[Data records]
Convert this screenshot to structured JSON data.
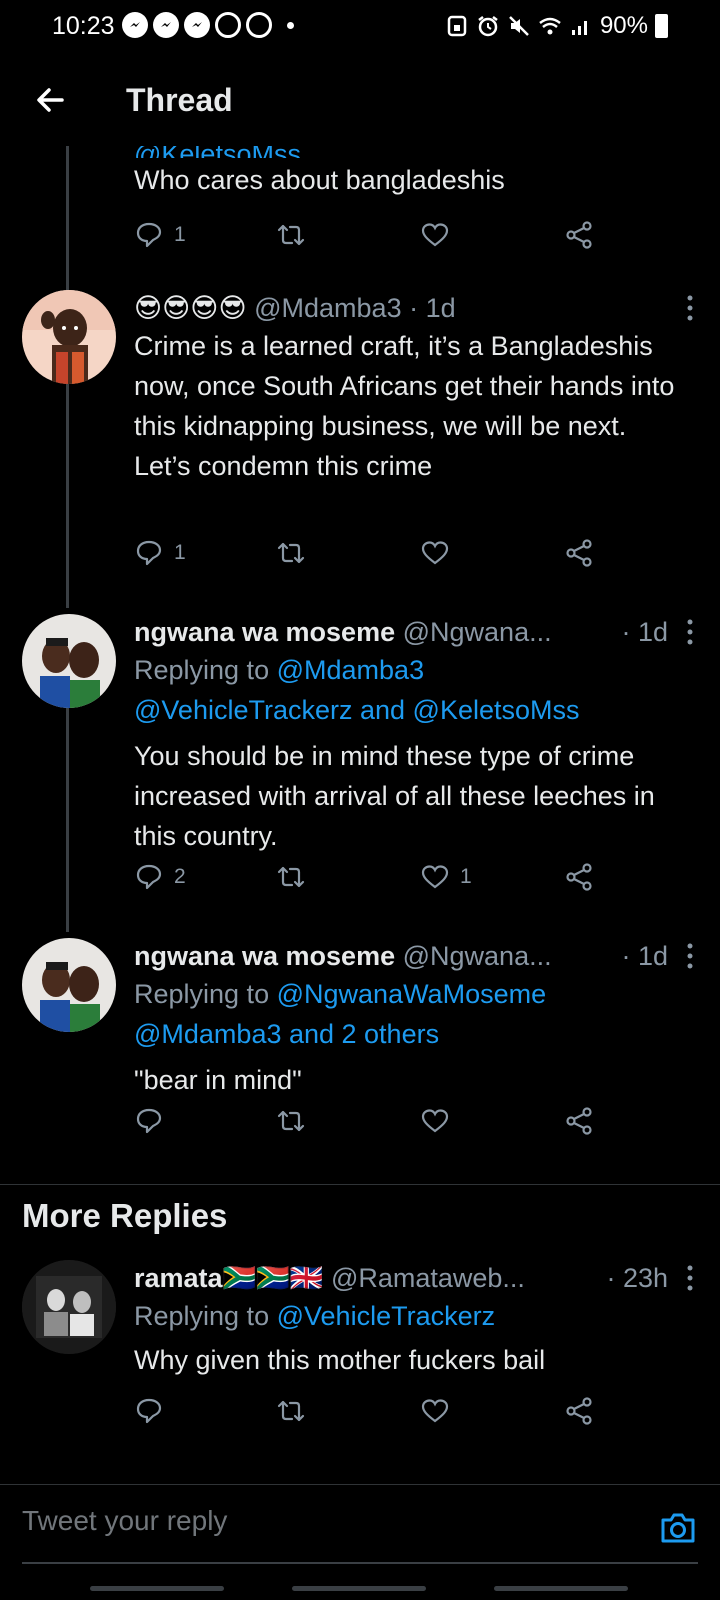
{
  "status_bar": {
    "time": "10:23",
    "battery": "90%"
  },
  "header": {
    "title": "Thread"
  },
  "partial_tweet": {
    "handle_fragment": "@KeletsoMss",
    "text": "Who cares about bangladeshis",
    "reply_count": "1",
    "retweet_count": "",
    "like_count": ""
  },
  "tweets": [
    {
      "name": "😎😎😎😎",
      "handle": "@Mdamba3",
      "time": "· 1d",
      "text": "Crime is a learned craft, it’s a Bangladeshis now, once South Africans get  their hands into this kidnapping business, we will be next. Let’s condemn this crime",
      "reply_count": "1",
      "like_count": ""
    },
    {
      "name": "ngwana wa moseme",
      "handle": "@Ngwana...",
      "time": "· 1d",
      "replying_prefix": "Replying to",
      "replying_line1": "@Mdamba3",
      "replying_line2": "@VehicleTrackerz and @KeletsoMss",
      "text": "You should be in mind these type of crime increased with arrival of all these leeches in this country.",
      "reply_count": "2",
      "like_count": "1"
    },
    {
      "name": "ngwana wa moseme",
      "handle": "@Ngwana...",
      "time": "· 1d",
      "replying_prefix": "Replying to",
      "replying_line1": "@NgwanaWaMoseme",
      "replying_line2": "@Mdamba3 and 2 others",
      "text": "\"bear in mind\"",
      "reply_count": "",
      "like_count": ""
    }
  ],
  "more_replies": {
    "heading": "More Replies",
    "tweet": {
      "name": "ramata🇿🇦🇿🇦🇬🇧",
      "handle": "@Ramataweb...",
      "time": "· 23h",
      "replying_prefix": "Replying to",
      "replying_line1": "@VehicleTrackerz",
      "text": "Why given this mother fuckers bail"
    }
  },
  "composer": {
    "placeholder": "Tweet your reply"
  },
  "colors": {
    "link": "#1d9bf0",
    "muted": "#8b98a5",
    "background": "#000000"
  }
}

Required task: Word for word, quote the lines above. Omit the pictures.

Task response:
Convert this screenshot to structured JSON data.
{
  "status_bar": {
    "time": "10:23",
    "battery": "90%"
  },
  "header": {
    "title": "Thread"
  },
  "partial_tweet": {
    "handle_fragment": "@KeletsoMss",
    "text": "Who cares about bangladeshis",
    "reply_count": "1",
    "retweet_count": "",
    "like_count": ""
  },
  "tweets": [
    {
      "name": "😎😎😎😎",
      "handle": "@Mdamba3",
      "time": "· 1d",
      "text": "Crime is a learned craft, it’s a Bangladeshis now, once South Africans get  their hands into this kidnapping business, we will be next. Let’s condemn this crime",
      "reply_count": "1",
      "like_count": ""
    },
    {
      "name": "ngwana wa moseme",
      "handle": "@Ngwana...",
      "time": "· 1d",
      "replying_prefix": "Replying to",
      "replying_line1": "@Mdamba3",
      "replying_line2": "@VehicleTrackerz and @KeletsoMss",
      "text": "You should be in mind these type of crime increased with arrival of all these leeches in this country.",
      "reply_count": "2",
      "like_count": "1"
    },
    {
      "name": "ngwana wa moseme",
      "handle": "@Ngwana...",
      "time": "· 1d",
      "replying_prefix": "Replying to",
      "replying_line1": "@NgwanaWaMoseme",
      "replying_line2": "@Mdamba3 and 2 others",
      "text": "\"bear in mind\"",
      "reply_count": "",
      "like_count": ""
    }
  ],
  "more_replies": {
    "heading": "More Replies",
    "tweet": {
      "name": "ramata🇿🇦🇿🇦🇬🇧",
      "handle": "@Ramataweb...",
      "time": "· 23h",
      "replying_prefix": "Replying to",
      "replying_line1": "@VehicleTrackerz",
      "text": "Why given this mother fuckers bail"
    }
  },
  "composer": {
    "placeholder": "Tweet your reply"
  },
  "colors": {
    "link": "#1d9bf0",
    "muted": "#8b98a5",
    "background": "#000000"
  }
}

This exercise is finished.